## Records provided
____

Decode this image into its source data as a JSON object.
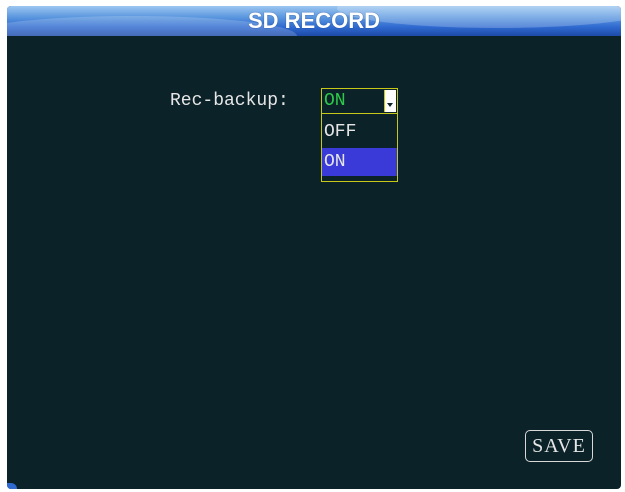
{
  "window": {
    "title": "SD RECORD"
  },
  "form": {
    "rec_backup": {
      "label": "Rec-backup:",
      "selected": "ON",
      "options": [
        "OFF",
        "ON"
      ]
    }
  },
  "footer": {
    "save_label": "SAVE"
  },
  "colors": {
    "background": "#0a2228",
    "title_bar": "#2f6ad0",
    "selected_value": "#2ec94a",
    "field_border": "#c8c818",
    "highlighted_option": "#3a3ad8"
  }
}
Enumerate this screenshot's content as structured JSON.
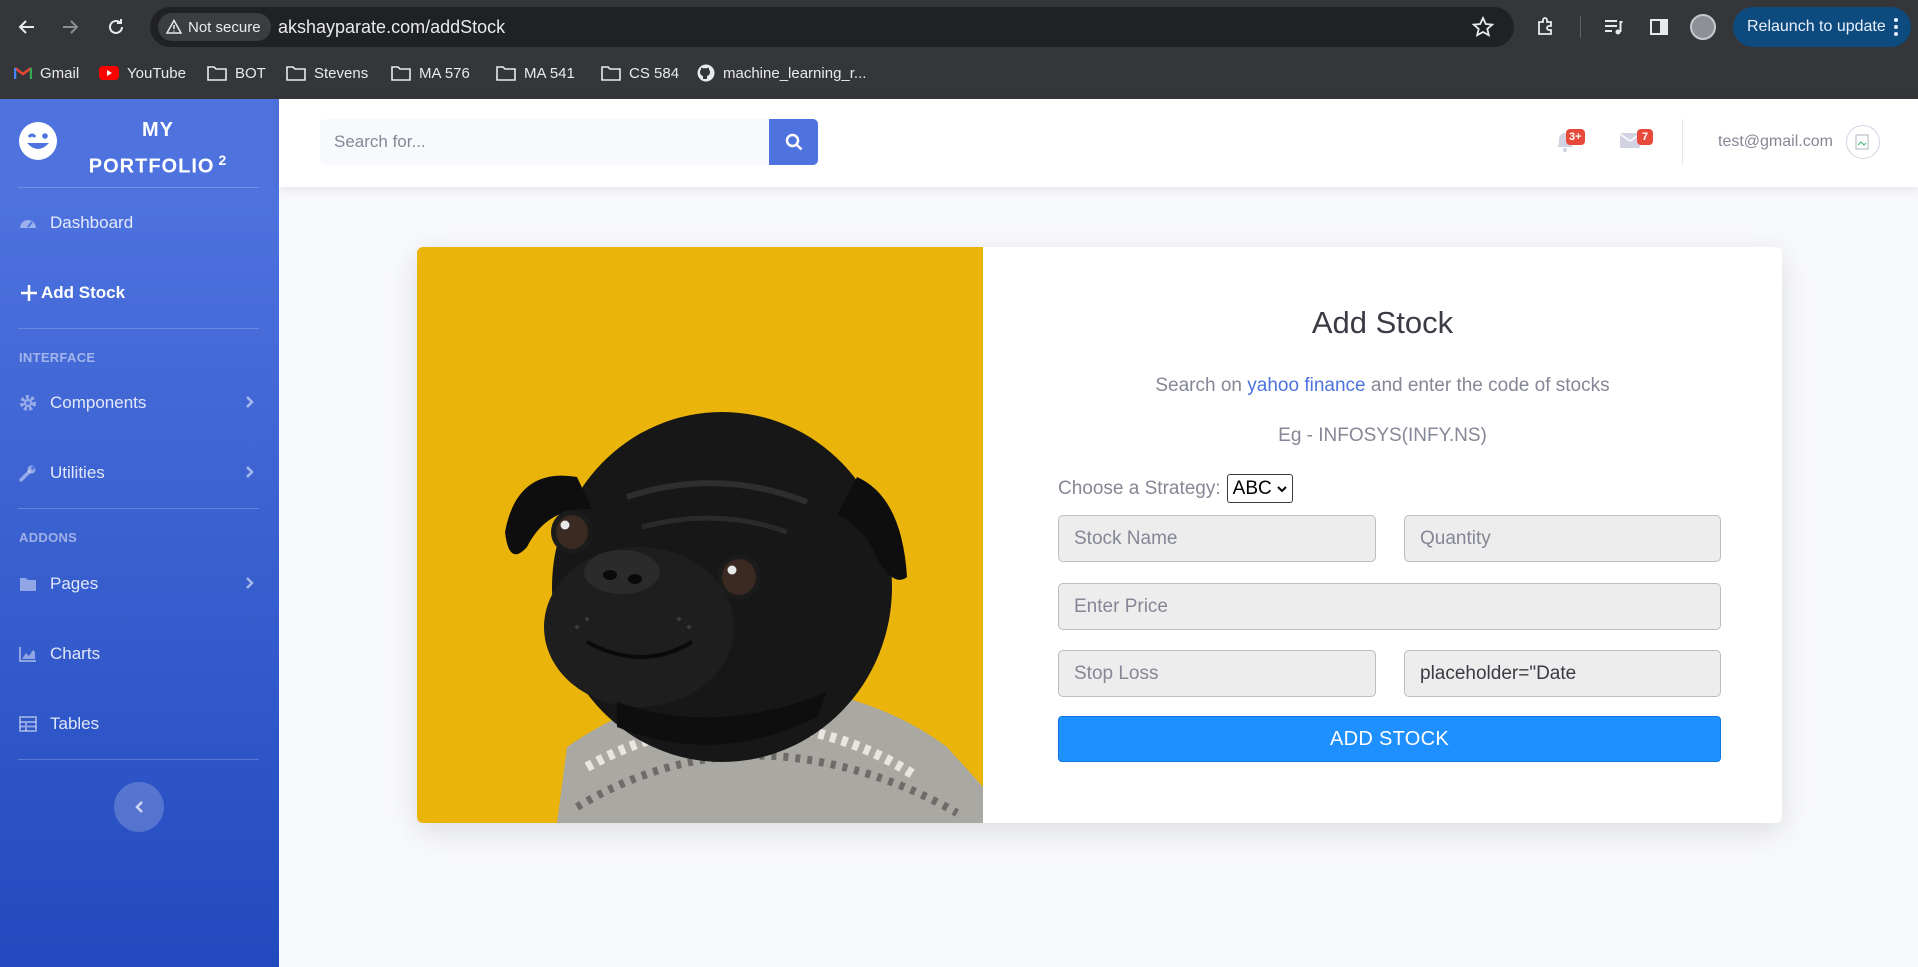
{
  "browser": {
    "security_label": "Not secure",
    "url": "akshayparate.com/addStock",
    "relaunch_label": "Relaunch to update",
    "bookmarks": [
      "Gmail",
      "YouTube",
      "BOT",
      "Stevens",
      "MA 576",
      "MA 541",
      "CS 584",
      "machine_learning_r..."
    ]
  },
  "sidebar": {
    "brand_line1": "MY",
    "brand_line2": "PORTFOLIO",
    "brand_sup": "2",
    "items": {
      "dashboard": "Dashboard",
      "add_stock": "Add Stock",
      "components": "Components",
      "utilities": "Utilities",
      "pages": "Pages",
      "charts": "Charts",
      "tables": "Tables"
    },
    "headings": {
      "interface": "INTERFACE",
      "addons": "ADDONS"
    }
  },
  "topbar": {
    "search_placeholder": "Search for...",
    "alerts_count": "3+",
    "messages_count": "7",
    "user_email": "test@gmail.com"
  },
  "form": {
    "title": "Add Stock",
    "hint_prefix": "Search on",
    "hint_link": "yahoo finance",
    "hint_suffix": "and enter the code of stocks",
    "example": "Eg - INFOSYS(INFY.NS)",
    "strategy_label": "Choose a Strategy:",
    "strategy_value": "ABC",
    "stock_name_placeholder": "Stock Name",
    "quantity_placeholder": "Quantity",
    "price_placeholder": "Enter Price",
    "stop_loss_placeholder": "Stop Loss",
    "date_value": "placeholder=\"Date",
    "submit_label": "ADD STOCK"
  },
  "colors": {
    "sidebar_top": "#4e73df",
    "sidebar_bottom": "#224abe",
    "submit": "#1e90ff",
    "photo_background": "#eab40a",
    "badge": "#e74a3b"
  }
}
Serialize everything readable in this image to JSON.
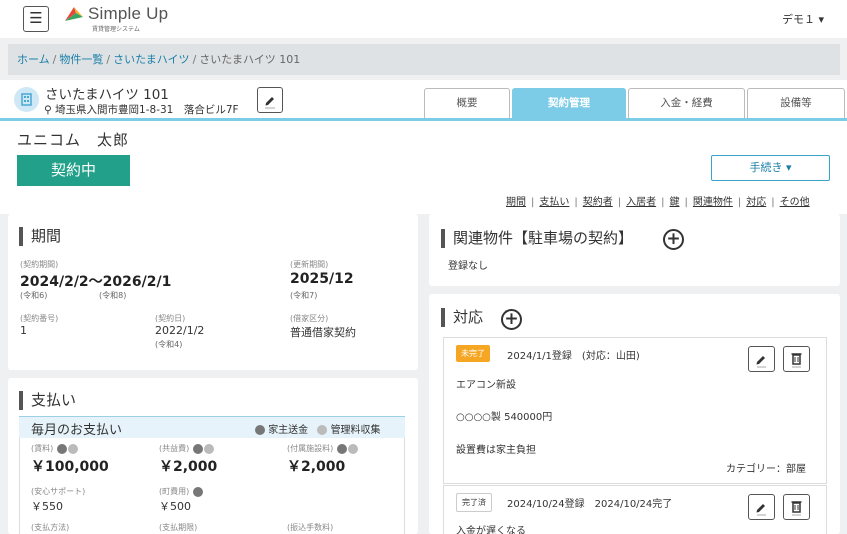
{
  "app": {
    "logo_name": "Simple Up",
    "logo_sub": "賃貸管理システム",
    "user": "デモ１ ▾"
  },
  "breadcrumb": {
    "home": "ホーム",
    "sep": "/",
    "list": "物件一覧",
    "building": "さいたまハイツ",
    "current": "さいたまハイツ 101"
  },
  "property": {
    "name": "さいたまハイツ 101",
    "address": "埼玉県入間市豊岡1-8-31　落合ビル7F"
  },
  "tabs": [
    {
      "label": "概要"
    },
    {
      "label": "契約管理"
    },
    {
      "label": "入金・経費"
    },
    {
      "label": "設備等"
    }
  ],
  "tenant": {
    "name": "ユニコム　太郎",
    "status": "契約中"
  },
  "procedure_button": "手続き ▾",
  "section_links": [
    "期間",
    "支払い",
    "契約者",
    "入居者",
    "鍵",
    "関連物件",
    "対応",
    "その他"
  ],
  "period": {
    "title": "期間",
    "contract_period_label": "(契約期間)",
    "contract_period": "2024/2/2〜2026/2/1",
    "start_era": "(令和6)",
    "end_era": "(令和8)",
    "renewal_label": "(更新期間)",
    "renewal": "2025/12",
    "renewal_era": "(令和7)",
    "number_label": "(契約番号)",
    "number": "1",
    "date_label": "(契約日)",
    "date": "2022/1/2",
    "date_era": "(令和4)",
    "type_label": "(借家区分)",
    "type": "普通借家契約"
  },
  "payment": {
    "title": "支払い",
    "monthly": "毎月のお支払い",
    "legend_owner": "家主送金",
    "legend_fee": "管理料収集",
    "rent_label": "(賃料)",
    "rent": "￥100,000",
    "common_label": "(共益費)",
    "common": "￥2,000",
    "facility_label": "(付属施設料)",
    "facility": "￥2,000",
    "support_label": "(安心サポート)",
    "support": "￥550",
    "parking_label": "(町費用)",
    "parking": "￥500",
    "method_label": "(支払方法)",
    "due_label": "(支払期限)",
    "transfer_label": "(振込手数料)"
  },
  "related": {
    "title": "関連物件【駐車場の契約】",
    "none": "登録なし"
  },
  "responses": {
    "title": "対応",
    "items": [
      {
        "badge": "未完了",
        "date": "2024/1/1登録　(対応：山田)",
        "line1": "エアコン新設",
        "line2": "○○○○製 540000円",
        "line3": "設置費は家主負担",
        "category": "カテゴリー：部屋"
      },
      {
        "badge": "完了済",
        "date": "2024/10/24登録　2024/10/24完了",
        "line1": "入金が遅くなる"
      }
    ]
  }
}
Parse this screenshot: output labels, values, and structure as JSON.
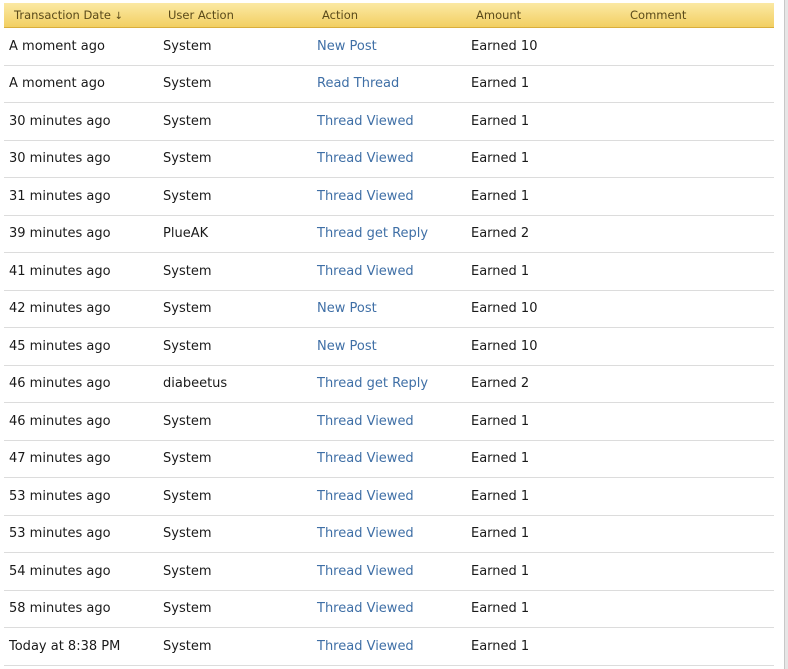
{
  "table": {
    "headers": {
      "transaction_date": "Transaction Date",
      "sort_indicator": "↓",
      "user_action": "User Action",
      "action": "Action",
      "amount": "Amount",
      "comment": "Comment"
    },
    "rows": [
      {
        "date": "A moment ago",
        "user": "System",
        "action": "New Post",
        "amount": "Earned 10",
        "comment": ""
      },
      {
        "date": "A moment ago",
        "user": "System",
        "action": "Read Thread",
        "amount": "Earned 1",
        "comment": ""
      },
      {
        "date": "30 minutes ago",
        "user": "System",
        "action": "Thread Viewed",
        "amount": "Earned 1",
        "comment": ""
      },
      {
        "date": "30 minutes ago",
        "user": "System",
        "action": "Thread Viewed",
        "amount": "Earned 1",
        "comment": ""
      },
      {
        "date": "31 minutes ago",
        "user": "System",
        "action": "Thread Viewed",
        "amount": "Earned 1",
        "comment": ""
      },
      {
        "date": "39 minutes ago",
        "user": "PlueAK",
        "action": "Thread get Reply",
        "amount": "Earned 2",
        "comment": ""
      },
      {
        "date": "41 minutes ago",
        "user": "System",
        "action": "Thread Viewed",
        "amount": "Earned 1",
        "comment": ""
      },
      {
        "date": "42 minutes ago",
        "user": "System",
        "action": "New Post",
        "amount": "Earned 10",
        "comment": ""
      },
      {
        "date": "45 minutes ago",
        "user": "System",
        "action": "New Post",
        "amount": "Earned 10",
        "comment": ""
      },
      {
        "date": "46 minutes ago",
        "user": "diabeetus",
        "action": "Thread get Reply",
        "amount": "Earned 2",
        "comment": ""
      },
      {
        "date": "46 minutes ago",
        "user": "System",
        "action": "Thread Viewed",
        "amount": "Earned 1",
        "comment": ""
      },
      {
        "date": "47 minutes ago",
        "user": "System",
        "action": "Thread Viewed",
        "amount": "Earned 1",
        "comment": ""
      },
      {
        "date": "53 minutes ago",
        "user": "System",
        "action": "Thread Viewed",
        "amount": "Earned 1",
        "comment": ""
      },
      {
        "date": "53 minutes ago",
        "user": "System",
        "action": "Thread Viewed",
        "amount": "Earned 1",
        "comment": ""
      },
      {
        "date": "54 minutes ago",
        "user": "System",
        "action": "Thread Viewed",
        "amount": "Earned 1",
        "comment": ""
      },
      {
        "date": "58 minutes ago",
        "user": "System",
        "action": "Thread Viewed",
        "amount": "Earned 1",
        "comment": ""
      },
      {
        "date": "Today at 8:38 PM",
        "user": "System",
        "action": "Thread Viewed",
        "amount": "Earned 1",
        "comment": ""
      }
    ]
  },
  "colors": {
    "header_gradient_top": "#fbe9a4",
    "header_gradient_bottom": "#f2cf62",
    "link": "#3f6fa6"
  }
}
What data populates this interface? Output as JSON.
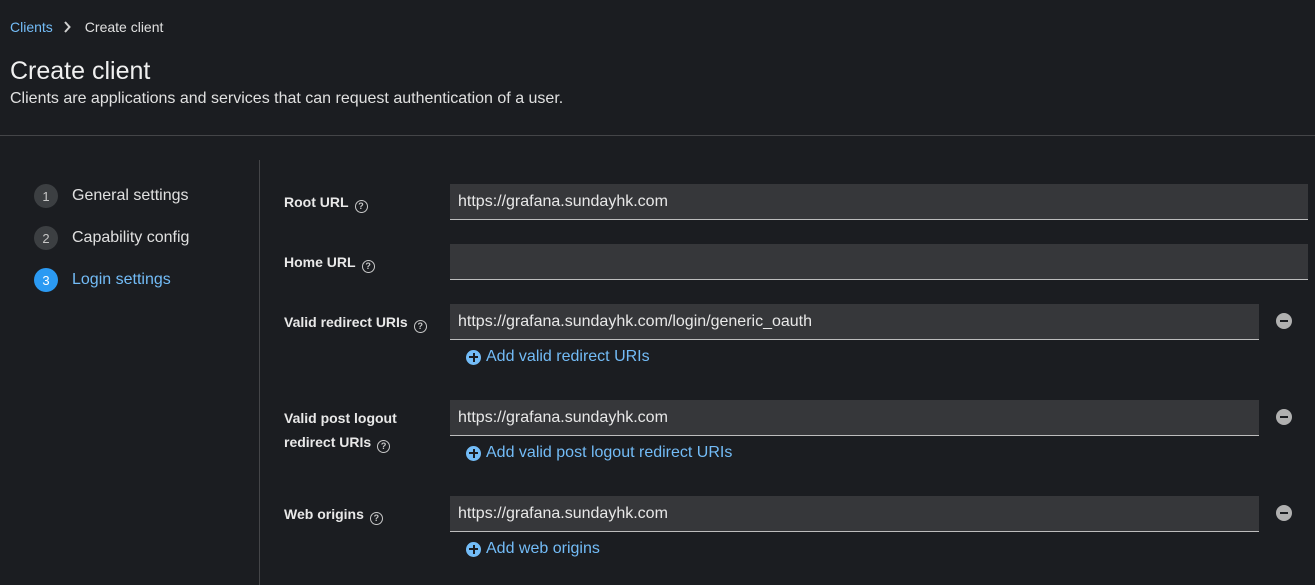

____

## Instruction
Quote every record above exactly, leaving out any pictures.

## Exercise response
Decode this image into its source data as a JSON object.
{
  "window": {
    "title": "SD RECORD"
  },
  "form": {
    "rec_backup": {
      "label": "Rec-backup:",
      "selected": "ON",
      "options": [
        "OFF",
        "ON"
      ]
    }
  },
  "footer": {
    "save_label": "SAVE"
  },
  "colors": {
    "background": "#0a2228",
    "title_bar": "#2f6ad0",
    "selected_value": "#2ec94a",
    "field_border": "#c8c818",
    "highlighted_option": "#3a3ad8"
  }
}
Enumerate this screenshot's content as structured JSON.
{
  "browser": {
    "security_label": "Not secure",
    "url": "akshayparate.com/addStock",
    "relaunch_label": "Relaunch to update",
    "bookmarks": [
      "Gmail",
      "YouTube",
      "BOT",
      "Stevens",
      "MA 576",
      "MA 541",
      "CS 584",
      "machine_learning_r..."
    ]
  },
  "sidebar": {
    "brand_line1": "MY",
    "brand_line2": "PORTFOLIO",
    "brand_sup": "2",
    "items": {
      "dashboard": "Dashboard",
      "add_stock": "Add Stock",
      "components": "Components",
      "utilities": "Utilities",
      "pages": "Pages",
      "charts": "Charts",
      "tables": "Tables"
    },
    "headings": {
      "interface": "INTERFACE",
      "addons": "ADDONS"
    }
  },
  "topbar": {
    "search_placeholder": "Search for...",
    "alerts_count": "3+",
    "messages_count": "7",
    "user_email": "test@gmail.com"
  },
  "form": {
    "title": "Add Stock",
    "hint_prefix": "Search on",
    "hint_link": "yahoo finance",
    "hint_suffix": "and enter the code of stocks",
    "example": "Eg - INFOSYS(INFY.NS)",
    "strategy_label": "Choose a Strategy:",
    "strategy_value": "ABC",
    "stock_name_placeholder": "Stock Name",
    "quantity_placeholder": "Quantity",
    "price_placeholder": "Enter Price",
    "stop_loss_placeholder": "Stop Loss",
    "date_value": "placeholder=\"Date",
    "submit_label": "ADD STOCK"
  },
  "colors": {
    "sidebar_top": "#4e73df",
    "sidebar_bottom": "#224abe",
    "submit": "#1e90ff",
    "photo_background": "#eab40a",
    "badge": "#e74a3b"
  }
}
Serialize everything readable in this image to JSON.
{
  "app": {
    "logo_name": "Simple Up",
    "logo_sub": "賃貸管理システム",
    "user": "デモ１ ▾"
  },
  "breadcrumb": {
    "home": "ホーム",
    "sep": "/",
    "list": "物件一覧",
    "building": "さいたまハイツ",
    "current": "さいたまハイツ 101"
  },
  "property": {
    "name": "さいたまハイツ 101",
    "address": "埼玉県入間市豊岡1-8-31　落合ビル7F"
  },
  "tabs": [
    {
      "label": "概要"
    },
    {
      "label": "契約管理"
    },
    {
      "label": "入金・経費"
    },
    {
      "label": "設備等"
    }
  ],
  "tenant": {
    "name": "ユニコム　太郎",
    "status": "契約中"
  },
  "procedure_button": "手続き ▾",
  "section_links": [
    "期間",
    "支払い",
    "契約者",
    "入居者",
    "鍵",
    "関連物件",
    "対応",
    "その他"
  ],
  "period": {
    "title": "期間",
    "contract_period_label": "(契約期間)",
    "contract_period": "2024/2/2〜2026/2/1",
    "start_era": "(令和6)",
    "end_era": "(令和8)",
    "renewal_label": "(更新期間)",
    "renewal": "2025/12",
    "renewal_era": "(令和7)",
    "number_label": "(契約番号)",
    "number": "1",
    "date_label": "(契約日)",
    "date": "2022/1/2",
    "date_era": "(令和4)",
    "type_label": "(借家区分)",
    "type": "普通借家契約"
  },
  "payment": {
    "title": "支払い",
    "monthly": "毎月のお支払い",
    "legend_owner": "家主送金",
    "legend_fee": "管理料収集",
    "rent_label": "(賃料)",
    "rent": "￥100,000",
    "common_label": "(共益費)",
    "common": "￥2,000",
    "facility_label": "(付属施設料)",
    "facility": "￥2,000",
    "support_label": "(安心サポート)",
    "support": "￥550",
    "parking_label": "(町費用)",
    "parking": "￥500",
    "method_label": "(支払方法)",
    "due_label": "(支払期限)",
    "transfer_label": "(振込手数料)"
  },
  "related": {
    "title": "関連物件【駐車場の契約】",
    "none": "登録なし"
  },
  "responses": {
    "title": "対応",
    "items": [
      {
        "badge": "未完了",
        "date": "2024/1/1登録　(対応：山田)",
        "line1": "エアコン新設",
        "line2": "○○○○製 540000円",
        "line3": "設置費は家主負担",
        "category": "カテゴリー：部屋"
      },
      {
        "badge": "完了済",
        "date": "2024/10/24登録　2024/10/24完了",
        "line1": "入金が遅くなる"
      }
    ]
  }
}
Parse this screenshot: output labels, values, and structure as JSON.
{
  "table": {
    "headers": {
      "transaction_date": "Transaction Date",
      "sort_indicator": "↓",
      "user_action": "User Action",
      "action": "Action",
      "amount": "Amount",
      "comment": "Comment"
    },
    "rows": [
      {
        "date": "A moment ago",
        "user": "System",
        "action": "New Post",
        "amount": "Earned 10",
        "comment": ""
      },
      {
        "date": "A moment ago",
        "user": "System",
        "action": "Read Thread",
        "amount": "Earned 1",
        "comment": ""
      },
      {
        "date": "30 minutes ago",
        "user": "System",
        "action": "Thread Viewed",
        "amount": "Earned 1",
        "comment": ""
      },
      {
        "date": "30 minutes ago",
        "user": "System",
        "action": "Thread Viewed",
        "amount": "Earned 1",
        "comment": ""
      },
      {
        "date": "31 minutes ago",
        "user": "System",
        "action": "Thread Viewed",
        "amount": "Earned 1",
        "comment": ""
      },
      {
        "date": "39 minutes ago",
        "user": "PlueAK",
        "action": "Thread get Reply",
        "amount": "Earned 2",
        "comment": ""
      },
      {
        "date": "41 minutes ago",
        "user": "System",
        "action": "Thread Viewed",
        "amount": "Earned 1",
        "comment": ""
      },
      {
        "date": "42 minutes ago",
        "user": "System",
        "action": "New Post",
        "amount": "Earned 10",
        "comment": ""
      },
      {
        "date": "45 minutes ago",
        "user": "System",
        "action": "New Post",
        "amount": "Earned 10",
        "comment": ""
      },
      {
        "date": "46 minutes ago",
        "user": "diabeetus",
        "action": "Thread get Reply",
        "amount": "Earned 2",
        "comment": ""
      },
      {
        "date": "46 minutes ago",
        "user": "System",
        "action": "Thread Viewed",
        "amount": "Earned 1",
        "comment": ""
      },
      {
        "date": "47 minutes ago",
        "user": "System",
        "action": "Thread Viewed",
        "amount": "Earned 1",
        "comment": ""
      },
      {
        "date": "53 minutes ago",
        "user": "System",
        "action": "Thread Viewed",
        "amount": "Earned 1",
        "comment": ""
      },
      {
        "date": "53 minutes ago",
        "user": "System",
        "action": "Thread Viewed",
        "amount": "Earned 1",
        "comment": ""
      },
      {
        "date": "54 minutes ago",
        "user": "System",
        "action": "Thread Viewed",
        "amount": "Earned 1",
        "comment": ""
      },
      {
        "date": "58 minutes ago",
        "user": "System",
        "action": "Thread Viewed",
        "amount": "Earned 1",
        "comment": ""
      },
      {
        "date": "Today at 8:38 PM",
        "user": "System",
        "action": "Thread Viewed",
        "amount": "Earned 1",
        "comment": ""
      }
    ]
  },
  "colors": {
    "header_gradient_top": "#fbe9a4",
    "header_gradient_bottom": "#f2cf62",
    "link": "#3f6fa6"
  }
}
What data populates this interface? Output as JSON.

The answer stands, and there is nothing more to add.